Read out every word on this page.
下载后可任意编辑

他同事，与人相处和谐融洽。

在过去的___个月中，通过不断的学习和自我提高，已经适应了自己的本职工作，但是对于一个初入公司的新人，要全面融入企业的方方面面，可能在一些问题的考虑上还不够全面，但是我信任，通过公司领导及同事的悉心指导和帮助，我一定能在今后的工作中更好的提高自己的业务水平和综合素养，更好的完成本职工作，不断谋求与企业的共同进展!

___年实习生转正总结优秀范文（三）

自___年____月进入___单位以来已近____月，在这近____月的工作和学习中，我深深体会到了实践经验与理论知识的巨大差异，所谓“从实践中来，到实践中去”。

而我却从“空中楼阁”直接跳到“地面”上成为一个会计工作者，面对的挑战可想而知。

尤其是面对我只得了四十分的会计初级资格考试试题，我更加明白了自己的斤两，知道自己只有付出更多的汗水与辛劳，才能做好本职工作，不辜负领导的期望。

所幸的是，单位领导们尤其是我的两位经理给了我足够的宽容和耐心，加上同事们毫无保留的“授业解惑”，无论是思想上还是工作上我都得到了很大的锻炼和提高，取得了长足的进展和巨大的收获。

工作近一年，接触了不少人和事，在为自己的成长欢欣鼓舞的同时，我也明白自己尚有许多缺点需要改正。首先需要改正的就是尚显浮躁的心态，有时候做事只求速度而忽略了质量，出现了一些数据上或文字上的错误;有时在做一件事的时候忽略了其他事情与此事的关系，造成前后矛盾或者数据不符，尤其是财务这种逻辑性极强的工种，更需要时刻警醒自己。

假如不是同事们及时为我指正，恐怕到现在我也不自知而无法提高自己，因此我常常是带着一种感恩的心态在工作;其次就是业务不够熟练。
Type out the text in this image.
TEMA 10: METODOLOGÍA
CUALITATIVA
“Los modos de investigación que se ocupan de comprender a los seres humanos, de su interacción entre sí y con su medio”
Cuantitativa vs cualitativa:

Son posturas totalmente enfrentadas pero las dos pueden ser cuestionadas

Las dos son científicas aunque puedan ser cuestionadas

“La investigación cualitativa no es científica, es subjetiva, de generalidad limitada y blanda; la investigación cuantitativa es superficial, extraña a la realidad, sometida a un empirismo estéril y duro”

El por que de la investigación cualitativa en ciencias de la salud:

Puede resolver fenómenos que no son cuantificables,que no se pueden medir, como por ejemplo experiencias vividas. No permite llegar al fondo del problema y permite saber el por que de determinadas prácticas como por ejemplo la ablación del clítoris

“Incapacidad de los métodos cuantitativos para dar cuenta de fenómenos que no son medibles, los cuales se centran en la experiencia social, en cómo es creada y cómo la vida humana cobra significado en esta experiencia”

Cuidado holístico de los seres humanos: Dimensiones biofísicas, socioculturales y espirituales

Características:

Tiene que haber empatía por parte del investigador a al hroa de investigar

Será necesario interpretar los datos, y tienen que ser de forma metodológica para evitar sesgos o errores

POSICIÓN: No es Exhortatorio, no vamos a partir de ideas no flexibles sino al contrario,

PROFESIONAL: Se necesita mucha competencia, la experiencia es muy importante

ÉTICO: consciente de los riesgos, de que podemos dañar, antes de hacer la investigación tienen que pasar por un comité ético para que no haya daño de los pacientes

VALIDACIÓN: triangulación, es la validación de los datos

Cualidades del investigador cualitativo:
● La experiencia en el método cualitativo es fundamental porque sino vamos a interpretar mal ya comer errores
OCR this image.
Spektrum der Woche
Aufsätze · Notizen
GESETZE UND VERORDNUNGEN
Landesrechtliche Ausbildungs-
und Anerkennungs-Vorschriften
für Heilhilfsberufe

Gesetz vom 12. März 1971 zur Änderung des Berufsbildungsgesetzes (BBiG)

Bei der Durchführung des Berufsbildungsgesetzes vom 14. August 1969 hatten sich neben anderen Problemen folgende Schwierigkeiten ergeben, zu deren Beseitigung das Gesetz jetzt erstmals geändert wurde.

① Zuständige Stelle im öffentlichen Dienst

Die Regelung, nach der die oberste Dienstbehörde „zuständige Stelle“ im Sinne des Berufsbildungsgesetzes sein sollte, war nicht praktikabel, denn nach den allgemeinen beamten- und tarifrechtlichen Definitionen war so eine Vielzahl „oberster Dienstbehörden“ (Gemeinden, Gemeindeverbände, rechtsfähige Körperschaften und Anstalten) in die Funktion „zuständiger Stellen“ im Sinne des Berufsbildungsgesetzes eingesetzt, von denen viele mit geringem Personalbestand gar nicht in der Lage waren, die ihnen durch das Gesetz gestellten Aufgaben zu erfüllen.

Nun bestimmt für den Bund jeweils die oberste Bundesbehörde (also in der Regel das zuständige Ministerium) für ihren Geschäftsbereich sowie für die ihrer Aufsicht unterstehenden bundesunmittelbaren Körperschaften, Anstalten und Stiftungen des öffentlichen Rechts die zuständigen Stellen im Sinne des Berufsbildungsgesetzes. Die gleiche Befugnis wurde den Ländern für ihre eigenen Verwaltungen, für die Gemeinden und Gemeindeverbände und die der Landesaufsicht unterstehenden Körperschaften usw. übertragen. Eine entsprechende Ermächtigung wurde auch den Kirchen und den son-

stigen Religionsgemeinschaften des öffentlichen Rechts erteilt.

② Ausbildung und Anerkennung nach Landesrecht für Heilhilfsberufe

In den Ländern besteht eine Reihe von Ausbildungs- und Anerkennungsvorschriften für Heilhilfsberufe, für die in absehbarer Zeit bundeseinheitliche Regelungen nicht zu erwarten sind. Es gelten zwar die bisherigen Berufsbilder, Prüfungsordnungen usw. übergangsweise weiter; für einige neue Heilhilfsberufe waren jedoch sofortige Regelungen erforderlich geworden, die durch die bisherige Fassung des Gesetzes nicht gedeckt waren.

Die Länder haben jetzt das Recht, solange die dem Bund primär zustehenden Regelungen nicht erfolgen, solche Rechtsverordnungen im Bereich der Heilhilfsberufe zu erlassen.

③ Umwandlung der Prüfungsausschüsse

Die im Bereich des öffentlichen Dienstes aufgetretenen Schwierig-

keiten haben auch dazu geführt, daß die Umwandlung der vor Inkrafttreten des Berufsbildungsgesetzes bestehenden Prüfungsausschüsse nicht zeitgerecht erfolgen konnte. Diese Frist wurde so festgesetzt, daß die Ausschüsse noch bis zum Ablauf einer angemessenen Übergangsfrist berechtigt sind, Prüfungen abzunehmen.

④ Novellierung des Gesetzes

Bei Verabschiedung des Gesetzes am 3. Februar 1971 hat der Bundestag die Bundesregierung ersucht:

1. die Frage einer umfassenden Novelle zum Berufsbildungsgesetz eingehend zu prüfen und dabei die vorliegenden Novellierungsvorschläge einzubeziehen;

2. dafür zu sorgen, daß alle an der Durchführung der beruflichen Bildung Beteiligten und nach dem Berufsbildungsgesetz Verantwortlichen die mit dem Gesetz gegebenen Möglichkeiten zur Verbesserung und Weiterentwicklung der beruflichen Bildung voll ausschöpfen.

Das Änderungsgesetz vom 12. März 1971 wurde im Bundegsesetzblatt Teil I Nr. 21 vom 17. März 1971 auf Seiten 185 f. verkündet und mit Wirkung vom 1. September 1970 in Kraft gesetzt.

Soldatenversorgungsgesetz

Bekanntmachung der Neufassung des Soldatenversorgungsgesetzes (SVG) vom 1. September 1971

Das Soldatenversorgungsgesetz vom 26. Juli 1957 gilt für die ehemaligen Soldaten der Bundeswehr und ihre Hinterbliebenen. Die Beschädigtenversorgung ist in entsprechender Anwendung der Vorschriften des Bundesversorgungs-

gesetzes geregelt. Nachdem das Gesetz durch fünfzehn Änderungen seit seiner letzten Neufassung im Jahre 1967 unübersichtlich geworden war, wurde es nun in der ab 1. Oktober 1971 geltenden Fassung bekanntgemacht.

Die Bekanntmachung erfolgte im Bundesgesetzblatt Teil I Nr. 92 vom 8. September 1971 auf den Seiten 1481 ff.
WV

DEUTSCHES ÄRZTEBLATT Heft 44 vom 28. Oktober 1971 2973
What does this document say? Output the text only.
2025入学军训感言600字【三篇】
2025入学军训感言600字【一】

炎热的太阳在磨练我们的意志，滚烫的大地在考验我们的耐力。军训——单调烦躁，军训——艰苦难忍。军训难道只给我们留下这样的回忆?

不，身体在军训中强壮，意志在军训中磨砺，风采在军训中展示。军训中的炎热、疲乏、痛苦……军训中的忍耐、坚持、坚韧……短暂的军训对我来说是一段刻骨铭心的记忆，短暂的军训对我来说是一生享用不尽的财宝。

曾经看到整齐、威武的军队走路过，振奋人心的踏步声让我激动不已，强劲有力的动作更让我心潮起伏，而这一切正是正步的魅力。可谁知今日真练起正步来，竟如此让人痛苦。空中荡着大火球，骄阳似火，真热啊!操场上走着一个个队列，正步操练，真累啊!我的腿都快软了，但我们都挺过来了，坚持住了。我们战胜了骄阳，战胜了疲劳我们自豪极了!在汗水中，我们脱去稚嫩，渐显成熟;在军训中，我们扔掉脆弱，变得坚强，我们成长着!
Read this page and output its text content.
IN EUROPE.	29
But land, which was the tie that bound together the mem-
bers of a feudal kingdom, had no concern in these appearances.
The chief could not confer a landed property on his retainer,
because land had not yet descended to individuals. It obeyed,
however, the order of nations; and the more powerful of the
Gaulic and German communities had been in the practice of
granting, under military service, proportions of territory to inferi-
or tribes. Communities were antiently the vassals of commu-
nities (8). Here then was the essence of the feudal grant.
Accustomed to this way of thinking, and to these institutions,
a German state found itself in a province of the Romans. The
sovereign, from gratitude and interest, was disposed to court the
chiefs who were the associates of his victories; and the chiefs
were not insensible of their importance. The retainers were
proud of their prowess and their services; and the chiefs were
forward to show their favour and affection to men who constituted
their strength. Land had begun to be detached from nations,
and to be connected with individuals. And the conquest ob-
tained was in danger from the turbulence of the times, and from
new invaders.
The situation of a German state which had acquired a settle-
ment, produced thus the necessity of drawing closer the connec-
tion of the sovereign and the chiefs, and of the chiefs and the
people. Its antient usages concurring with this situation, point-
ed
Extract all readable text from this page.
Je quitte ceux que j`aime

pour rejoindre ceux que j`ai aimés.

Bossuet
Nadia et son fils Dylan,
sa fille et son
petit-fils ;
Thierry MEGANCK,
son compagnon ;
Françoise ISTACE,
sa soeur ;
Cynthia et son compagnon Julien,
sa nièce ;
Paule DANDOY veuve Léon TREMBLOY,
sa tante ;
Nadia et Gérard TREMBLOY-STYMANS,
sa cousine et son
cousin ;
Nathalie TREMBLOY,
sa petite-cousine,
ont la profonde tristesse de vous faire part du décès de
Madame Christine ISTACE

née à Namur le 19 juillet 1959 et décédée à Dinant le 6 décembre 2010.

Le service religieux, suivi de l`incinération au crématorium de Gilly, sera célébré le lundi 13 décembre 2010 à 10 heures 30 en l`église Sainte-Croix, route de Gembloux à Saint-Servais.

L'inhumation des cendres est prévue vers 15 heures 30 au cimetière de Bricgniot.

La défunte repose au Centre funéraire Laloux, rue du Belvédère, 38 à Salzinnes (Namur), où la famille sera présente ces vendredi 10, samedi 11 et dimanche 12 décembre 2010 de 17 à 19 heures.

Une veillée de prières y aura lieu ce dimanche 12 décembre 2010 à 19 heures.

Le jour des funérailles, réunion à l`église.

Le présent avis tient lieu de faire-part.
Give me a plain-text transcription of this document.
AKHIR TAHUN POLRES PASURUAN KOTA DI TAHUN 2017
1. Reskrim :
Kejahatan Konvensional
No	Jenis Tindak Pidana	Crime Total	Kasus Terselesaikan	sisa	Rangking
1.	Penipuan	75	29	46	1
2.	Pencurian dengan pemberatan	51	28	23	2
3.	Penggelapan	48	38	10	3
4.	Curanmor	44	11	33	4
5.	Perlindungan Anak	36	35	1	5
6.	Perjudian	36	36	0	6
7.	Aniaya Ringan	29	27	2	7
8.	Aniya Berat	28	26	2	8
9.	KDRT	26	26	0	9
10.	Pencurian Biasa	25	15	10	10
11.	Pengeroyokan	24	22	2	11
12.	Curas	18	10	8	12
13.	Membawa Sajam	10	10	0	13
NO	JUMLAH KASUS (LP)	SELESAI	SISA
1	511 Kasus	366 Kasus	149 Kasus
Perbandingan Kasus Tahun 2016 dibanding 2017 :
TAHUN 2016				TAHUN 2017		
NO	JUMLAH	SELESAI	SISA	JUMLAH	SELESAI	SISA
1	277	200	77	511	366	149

+--

#### Stated task:
Return each line of the data that contains the string "were".

#### Exercise response:
or tribes. Communities were antiently the vassals of commu-
chiefs who were the associates of his victories; and the chiefs
were not insensible of their importance. The retainers were
proud of their prowess and their services; and the chiefs were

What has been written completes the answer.